START RECORDS PROVIDED

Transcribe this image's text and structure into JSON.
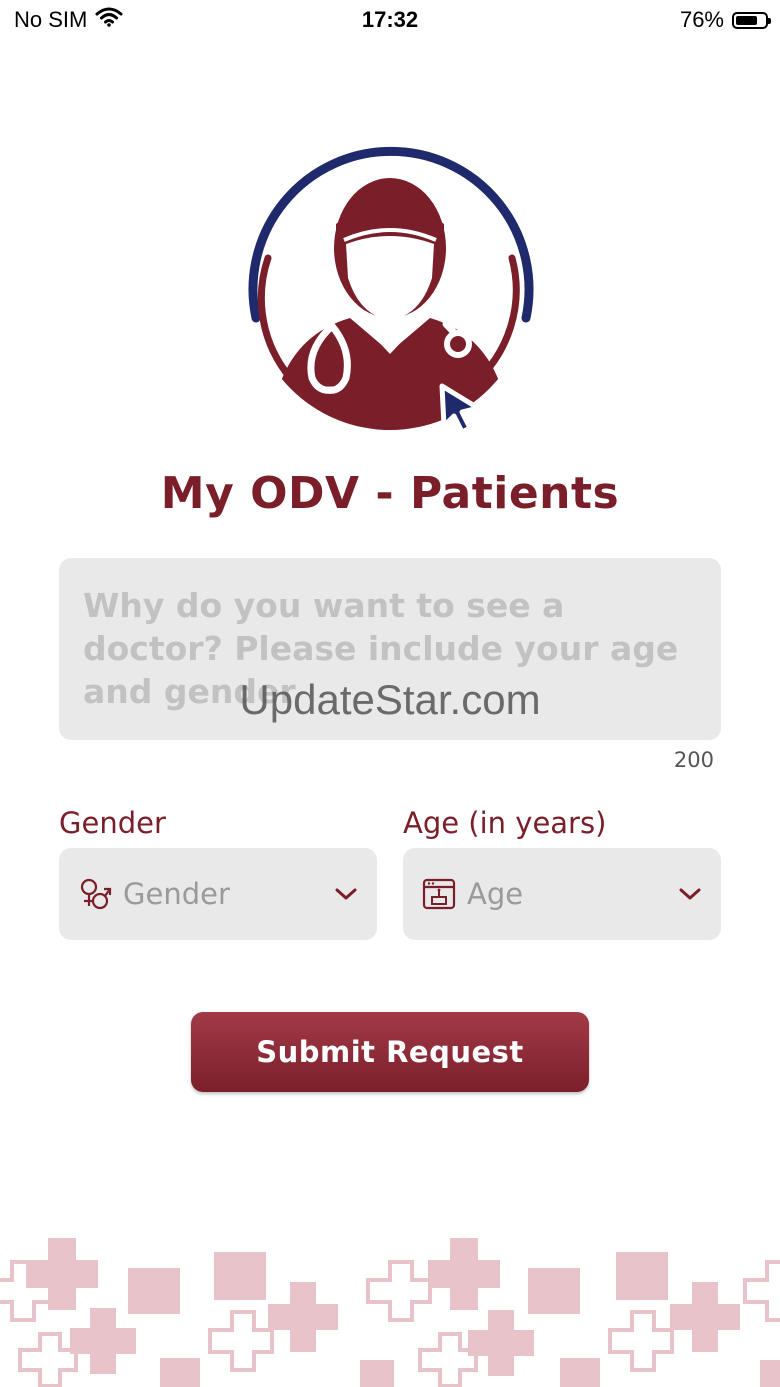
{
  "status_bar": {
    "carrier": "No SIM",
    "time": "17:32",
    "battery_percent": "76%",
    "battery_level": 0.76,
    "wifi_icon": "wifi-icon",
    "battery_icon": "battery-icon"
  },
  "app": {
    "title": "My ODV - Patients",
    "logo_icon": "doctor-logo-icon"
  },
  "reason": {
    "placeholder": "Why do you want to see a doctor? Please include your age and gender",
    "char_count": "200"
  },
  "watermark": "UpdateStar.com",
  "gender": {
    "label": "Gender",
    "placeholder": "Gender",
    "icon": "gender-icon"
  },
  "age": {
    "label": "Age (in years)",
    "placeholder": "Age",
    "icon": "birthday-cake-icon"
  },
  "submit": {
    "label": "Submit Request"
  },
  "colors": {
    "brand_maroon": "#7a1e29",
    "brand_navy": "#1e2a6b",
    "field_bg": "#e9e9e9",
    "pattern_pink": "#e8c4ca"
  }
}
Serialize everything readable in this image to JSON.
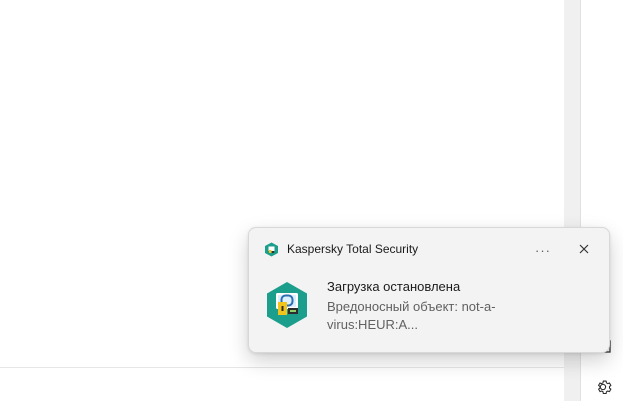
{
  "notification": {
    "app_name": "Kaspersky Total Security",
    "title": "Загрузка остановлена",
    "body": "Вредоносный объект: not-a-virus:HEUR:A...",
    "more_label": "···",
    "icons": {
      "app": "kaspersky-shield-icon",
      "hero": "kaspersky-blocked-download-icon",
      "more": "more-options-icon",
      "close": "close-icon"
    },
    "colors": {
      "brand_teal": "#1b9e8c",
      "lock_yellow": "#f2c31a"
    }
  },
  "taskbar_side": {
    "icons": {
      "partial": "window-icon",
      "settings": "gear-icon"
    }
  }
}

END RECORDS PROVIDED

Please return every line of the records that contains the word "JSON".

Transcribe this image's text and structure into JSON.
Serialize everything readable in this image to JSON.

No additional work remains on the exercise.